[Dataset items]
◇ ◇ ◇ ◇
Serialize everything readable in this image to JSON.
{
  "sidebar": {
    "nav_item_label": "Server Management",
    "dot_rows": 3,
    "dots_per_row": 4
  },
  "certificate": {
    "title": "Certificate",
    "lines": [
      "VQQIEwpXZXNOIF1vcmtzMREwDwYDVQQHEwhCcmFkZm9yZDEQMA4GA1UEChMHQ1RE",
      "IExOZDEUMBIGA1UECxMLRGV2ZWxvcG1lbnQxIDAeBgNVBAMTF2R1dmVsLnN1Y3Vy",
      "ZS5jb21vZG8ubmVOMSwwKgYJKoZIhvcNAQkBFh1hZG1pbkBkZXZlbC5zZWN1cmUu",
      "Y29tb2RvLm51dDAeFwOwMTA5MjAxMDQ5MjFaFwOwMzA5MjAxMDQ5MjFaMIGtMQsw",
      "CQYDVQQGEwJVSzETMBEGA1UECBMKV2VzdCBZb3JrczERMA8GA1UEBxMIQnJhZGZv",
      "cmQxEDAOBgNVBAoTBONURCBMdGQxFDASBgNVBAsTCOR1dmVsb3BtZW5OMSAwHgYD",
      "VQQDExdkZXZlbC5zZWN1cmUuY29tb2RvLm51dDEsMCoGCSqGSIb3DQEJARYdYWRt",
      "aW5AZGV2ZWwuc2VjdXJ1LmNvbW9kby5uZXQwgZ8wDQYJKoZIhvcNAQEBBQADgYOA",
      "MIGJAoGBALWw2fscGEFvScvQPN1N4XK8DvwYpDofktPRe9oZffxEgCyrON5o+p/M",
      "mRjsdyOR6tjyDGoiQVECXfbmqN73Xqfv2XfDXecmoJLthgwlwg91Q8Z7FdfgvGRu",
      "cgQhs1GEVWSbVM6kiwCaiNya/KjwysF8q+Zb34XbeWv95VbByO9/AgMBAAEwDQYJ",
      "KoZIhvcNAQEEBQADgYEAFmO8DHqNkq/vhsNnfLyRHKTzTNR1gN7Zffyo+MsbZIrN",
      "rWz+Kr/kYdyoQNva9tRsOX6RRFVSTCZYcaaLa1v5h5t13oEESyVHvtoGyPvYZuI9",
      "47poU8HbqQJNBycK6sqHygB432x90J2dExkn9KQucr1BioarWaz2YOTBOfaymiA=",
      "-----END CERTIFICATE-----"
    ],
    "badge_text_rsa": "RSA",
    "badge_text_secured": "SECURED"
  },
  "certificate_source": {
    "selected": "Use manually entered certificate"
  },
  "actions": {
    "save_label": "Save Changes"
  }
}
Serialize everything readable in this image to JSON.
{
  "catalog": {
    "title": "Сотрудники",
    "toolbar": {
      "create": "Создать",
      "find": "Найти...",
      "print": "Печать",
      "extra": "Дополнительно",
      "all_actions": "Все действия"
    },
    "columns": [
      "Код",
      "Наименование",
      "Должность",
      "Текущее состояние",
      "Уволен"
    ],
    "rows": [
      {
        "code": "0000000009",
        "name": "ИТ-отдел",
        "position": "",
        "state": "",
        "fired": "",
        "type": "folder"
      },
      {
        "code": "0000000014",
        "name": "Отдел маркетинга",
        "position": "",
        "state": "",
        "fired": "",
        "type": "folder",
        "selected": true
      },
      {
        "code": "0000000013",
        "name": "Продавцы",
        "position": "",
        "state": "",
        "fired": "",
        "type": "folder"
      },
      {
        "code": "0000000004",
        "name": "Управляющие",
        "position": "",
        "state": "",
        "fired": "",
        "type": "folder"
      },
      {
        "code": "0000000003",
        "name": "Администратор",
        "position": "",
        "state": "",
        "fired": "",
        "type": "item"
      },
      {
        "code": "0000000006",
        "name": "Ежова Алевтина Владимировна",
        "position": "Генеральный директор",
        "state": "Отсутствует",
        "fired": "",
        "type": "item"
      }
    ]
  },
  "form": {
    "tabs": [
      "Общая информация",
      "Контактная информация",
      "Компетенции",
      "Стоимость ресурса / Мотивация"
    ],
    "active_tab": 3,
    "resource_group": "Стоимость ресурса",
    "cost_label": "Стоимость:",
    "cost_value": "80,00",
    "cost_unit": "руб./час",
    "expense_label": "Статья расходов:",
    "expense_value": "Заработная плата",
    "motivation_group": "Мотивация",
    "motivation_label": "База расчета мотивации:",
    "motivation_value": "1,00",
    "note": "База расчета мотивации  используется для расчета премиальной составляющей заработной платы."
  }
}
◇ ◇ ◇ ◇
Output all of the data again. Match it exactly.

ANSWER TO THE PROBLEM
Serialize everything readable in this image to JSON.
{
  "sidebar": {
    "nav_item_label": "Server Management",
    "dot_rows": 3,
    "dots_per_row": 4
  },
  "certificate": {
    "title": "Certificate",
    "lines": [
      "VQQIEwpXZXNOIF1vcmtzMREwDwYDVQQHEwhCcmFkZm9yZDEQMA4GA1UEChMHQ1RE",
      "IExOZDEUMBIGA1UECxMLRGV2ZWxvcG1lbnQxIDAeBgNVBAMTF2R1dmVsLnN1Y3Vy",
      "ZS5jb21vZG8ubmVOMSwwKgYJKoZIhvcNAQkBFh1hZG1pbkBkZXZlbC5zZWN1cmUu",
      "Y29tb2RvLm51dDAeFwOwMTA5MjAxMDQ5MjFaFwOwMzA5MjAxMDQ5MjFaMIGtMQsw",
      "CQYDVQQGEwJVSzETMBEGA1UECBMKV2VzdCBZb3JrczERMA8GA1UEBxMIQnJhZGZv",
      "cmQxEDAOBgNVBAoTBONURCBMdGQxFDASBgNVBAsTCOR1dmVsb3BtZW5OMSAwHgYD",
      "VQQDExdkZXZlbC5zZWN1cmUuY29tb2RvLm51dDEsMCoGCSqGSIb3DQEJARYdYWRt",
      "aW5AZGV2ZWwuc2VjdXJ1LmNvbW9kby5uZXQwgZ8wDQYJKoZIhvcNAQEBBQADgYOA",
      "MIGJAoGBALWw2fscGEFvScvQPN1N4XK8DvwYpDofktPRe9oZffxEgCyrON5o+p/M",
      "mRjsdyOR6tjyDGoiQVECXfbmqN73Xqfv2XfDXecmoJLthgwlwg91Q8Z7FdfgvGRu",
      "cgQhs1GEVWSbVM6kiwCaiNya/KjwysF8q+Zb34XbeWv95VbByO9/AgMBAAEwDQYJ",
      "KoZIhvcNAQEEBQADgYEAFmO8DHqNkq/vhsNnfLyRHKTzTNR1gN7Zffyo+MsbZIrN",
      "rWz+Kr/kYdyoQNva9tRsOX6RRFVSTCZYcaaLa1v5h5t13oEESyVHvtoGyPvYZuI9",
      "47poU8HbqQJNBycK6sqHygB432x90J2dExkn9KQucr1BioarWaz2YOTBOfaymiA=",
      "-----END CERTIFICATE-----"
    ],
    "badge_text_rsa": "RSA",
    "badge_text_secured": "SECURED"
  },
  "certificate_source": {
    "selected": "Use manually entered certificate"
  },
  "actions": {
    "save_label": "Save Changes"
  }
}
Serialize everything readable in this image to JSON.
{
  "catalog": {
    "title": "Сотрудники",
    "toolbar": {
      "create": "Создать",
      "find": "Найти...",
      "print": "Печать",
      "extra": "Дополнительно",
      "all_actions": "Все действия"
    },
    "columns": [
      "Код",
      "Наименование",
      "Должность",
      "Текущее состояние",
      "Уволен"
    ],
    "rows": [
      {
        "code": "0000000009",
        "name": "ИТ-отдел",
        "position": "",
        "state": "",
        "fired": "",
        "type": "folder"
      },
      {
        "code": "0000000014",
        "name": "Отдел маркетинга",
        "position": "",
        "state": "",
        "fired": "",
        "type": "folder",
        "selected": true
      },
      {
        "code": "0000000013",
        "name": "Продавцы",
        "position": "",
        "state": "",
        "fired": "",
        "type": "folder"
      },
      {
        "code": "0000000004",
        "name": "Управляющие",
        "position": "",
        "state": "",
        "fired": "",
        "type": "folder"
      },
      {
        "code": "0000000003",
        "name": "Администратор",
        "position": "",
        "state": "",
        "fired": "",
        "type": "item"
      },
      {
        "code": "0000000006",
        "name": "Ежова Алевтина Владимировна",
        "position": "Генеральный директор",
        "state": "Отсутствует",
        "fired": "",
        "type": "item"
      }
    ]
  },
  "form": {
    "tabs": [
      "Общая информация",
      "Контактная информация",
      "Компетенции",
      "Стоимость ресурса / Мотивация"
    ],
    "active_tab": 3,
    "resource_group": "Стоимость ресурса",
    "cost_label": "Стоимость:",
    "cost_value": "80,00",
    "cost_unit": "руб./час",
    "expense_label": "Статья расходов:",
    "expense_value": "Заработная плата",
    "motivation_group": "Мотивация",
    "motivation_label": "База расчета мотивации:",
    "motivation_value": "1,00",
    "note": "База расчета мотивации  используется для расчета премиальной составляющей заработной платы."
  }
}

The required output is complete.